Passage to read ▸
A computer simulation tracks 9 million years of evolution within a stellar nursery – also known as a giant molecular cloud – in which stars are born
The most detailed simulations to date of giant molecular clouds (GMCs) hint that we may need to rethink our understanding of how stars form in these vast cosmic objects.
GMCs, sometimes referred to as stellar nurseries, contain mainly hydrogen molecules. They are at least 10,000 time the mass of our sun and about 15 to 650 light years across. Within the cloud, hydrogen molecules can clump together. When these clumps reach a certain density, stars can form.
While the basic process of star formation is well-understood, there are still many unknowns.
Now, Mike Grudić at Carnegie Observatories in California and his colleagues have shed more light on the mysteries by running one of the most advanced giant molecular cloud simulations yet.
Building upon previous studies as part of the STARFORGE project, Grudić and his team developed a GMC simulation that incorporates all major physical feedback mechanisms – such as stellar winds, magnetic fields and gravity – for the first time.

Entries ▸
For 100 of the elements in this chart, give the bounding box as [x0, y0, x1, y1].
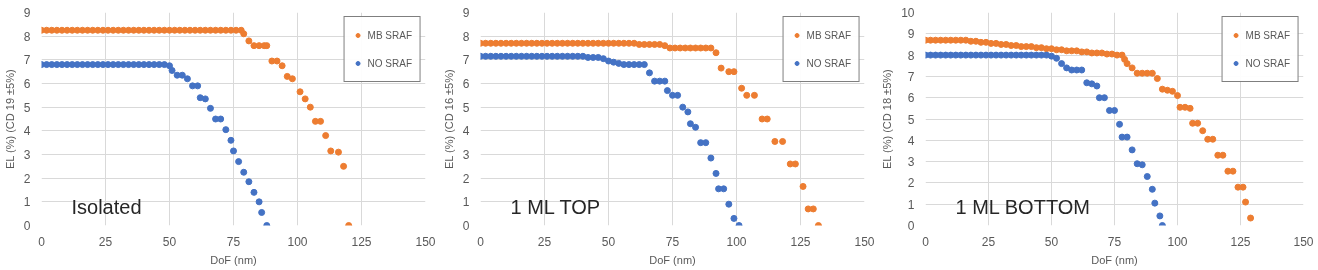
x-tick-label: 150 — [854, 234, 875, 249]
point — [255, 198, 263, 206]
point — [160, 61, 168, 69]
x-tick-label: 75 — [226, 234, 241, 249]
annotation: 1 ML TOP — [510, 195, 601, 218]
y-tick-label: 5 — [462, 100, 470, 115]
y-tick-label: 2 — [462, 171, 470, 186]
y-tick-label: 3 — [23, 148, 31, 162]
y-tick-label: 9 — [23, 6, 31, 20]
point — [1151, 199, 1159, 207]
x-tick-label: 125 — [790, 234, 811, 249]
point — [168, 66, 176, 74]
x-tick-label: 150 — [415, 234, 436, 249]
point — [235, 158, 243, 166]
point — [222, 126, 230, 134]
point — [679, 103, 687, 111]
point — [1143, 173, 1151, 180]
point — [178, 71, 186, 79]
y-tick-label: 0 — [462, 219, 470, 233]
y-tick-label: 3 — [907, 155, 915, 170]
legend-label: MB SRAF — [806, 29, 851, 41]
point — [661, 77, 669, 85]
point — [502, 52, 510, 60]
x-axis-title: DoF (nm) — [649, 253, 696, 266]
point — [227, 136, 235, 144]
point — [258, 208, 266, 216]
point — [1128, 146, 1136, 154]
y-tick-label: 1 — [462, 195, 470, 210]
annotation: 1 ML BOTTOM — [955, 195, 1090, 218]
point — [674, 91, 682, 99]
point — [73, 61, 81, 69]
point — [1116, 120, 1124, 128]
y-tick-label: 3 — [462, 148, 470, 162]
y-tick-label: 1 — [907, 197, 915, 212]
point — [194, 82, 202, 90]
y-tick-label: 9 — [907, 27, 915, 42]
point — [1105, 106, 1113, 114]
point — [1156, 212, 1164, 220]
point — [1058, 60, 1066, 68]
x-tick-label: 0 — [922, 234, 930, 249]
point — [217, 115, 225, 123]
point — [1138, 161, 1146, 169]
y-tick-label: 10 — [901, 6, 915, 20]
x-axis-title: DoF (nm) — [1091, 253, 1138, 266]
point — [594, 53, 602, 61]
legend-label: NO SRAF — [367, 57, 412, 69]
y-axis-title: EL (%) (CD 18 ±5%) — [881, 69, 894, 170]
point — [1078, 66, 1086, 74]
x-tick-label: 25 — [981, 234, 996, 249]
x-tick-label: 125 — [1230, 234, 1251, 249]
point — [119, 61, 127, 69]
x-tick-label: 0 — [38, 234, 46, 249]
legend-label: NO SRAF — [806, 57, 851, 69]
point — [230, 147, 237, 155]
y-tick-label: 8 — [23, 29, 31, 44]
x-tick-label: 25 — [98, 234, 113, 249]
y-tick-label: 9 — [462, 6, 470, 20]
point — [173, 71, 181, 79]
x-tick-label: 100 — [726, 234, 747, 249]
point — [707, 154, 715, 162]
point — [240, 168, 248, 176]
point — [1133, 160, 1141, 168]
y-tick-label: 4 — [907, 133, 915, 148]
point — [684, 108, 692, 116]
y-tick-label: 8 — [907, 48, 915, 63]
x-tick-label: 50 — [1044, 234, 1059, 249]
point — [206, 104, 214, 112]
annotation: Isolated — [71, 195, 142, 218]
y-tick-label: 7 — [907, 69, 915, 84]
y-axis-title: EL (%) (CD 16 ±5%) — [442, 69, 455, 170]
y-tick-label: 0 — [23, 219, 31, 233]
point — [663, 87, 671, 95]
point — [645, 69, 653, 77]
point — [1053, 54, 1061, 62]
y-tick-label: 0 — [907, 219, 915, 233]
point — [997, 51, 1005, 59]
point — [692, 123, 700, 131]
point — [720, 185, 728, 193]
point — [1148, 185, 1156, 193]
y-tick-label: 8 — [462, 29, 470, 44]
y-tick-label: 7 — [23, 53, 31, 68]
point — [1027, 51, 1035, 59]
y-tick-label: 2 — [23, 171, 31, 186]
point — [543, 52, 551, 60]
point — [183, 75, 191, 83]
y-tick-label: 7 — [462, 53, 470, 68]
point — [712, 169, 720, 177]
x-tick-label: 100 — [287, 234, 308, 249]
legend-label: NO SRAF — [1245, 57, 1290, 69]
point — [686, 120, 694, 128]
y-axis-title: EL (%) (CD 19 ±5%) — [3, 69, 16, 170]
point — [730, 214, 738, 222]
point — [245, 178, 253, 186]
point — [640, 61, 648, 69]
x-tick-label: 75 — [1107, 234, 1122, 249]
point — [1093, 82, 1101, 90]
y-tick-label: 2 — [907, 176, 915, 191]
point — [599, 55, 607, 63]
x-tick-label: 125 — [351, 234, 372, 249]
x-tick-label: 50 — [162, 234, 177, 249]
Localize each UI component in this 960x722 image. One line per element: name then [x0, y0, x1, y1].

Set exercise 1 ▸
Summarize the article on giant molecular cloud simulations in two sentences.
Set exercise 2 ▸
Answer these questions using the article on giant molecular cloud simulations:
(a) How many years of evolution does the simulation track?
(b) How wide across are giant molecular clouds?
(c) What project did the previous studies belong to?
Set exercise 3 ▸
Translate this sentence from the article on giant molecular cloud simulations into Spanish: "While the basic process of star formation is well-understood, there are still many unknowns."

Exercise solution 1 ▸
The most detailed simulations to date of giant molecular clouds, the hydrogen-rich stellar nurseries where stars form, hint that our understanding of star formation in them may need rethinking. Mike Grudić at Carnegie Observatories and his colleagues built on earlier STARFORGE studies to develop a simulation that, for the first time, includes all major physical feedback mechanisms, such as stellar winds, magnetic fields and gravity.

Exercise solution 2 ▸
(a) 9 million years
(b) About 15 to 650 light years
(c) The STARFORGE project

Exercise solution 3 ▸
Aunque el proceso básico de formación estelar se comprende bien, todavía hay muchas incógnitas.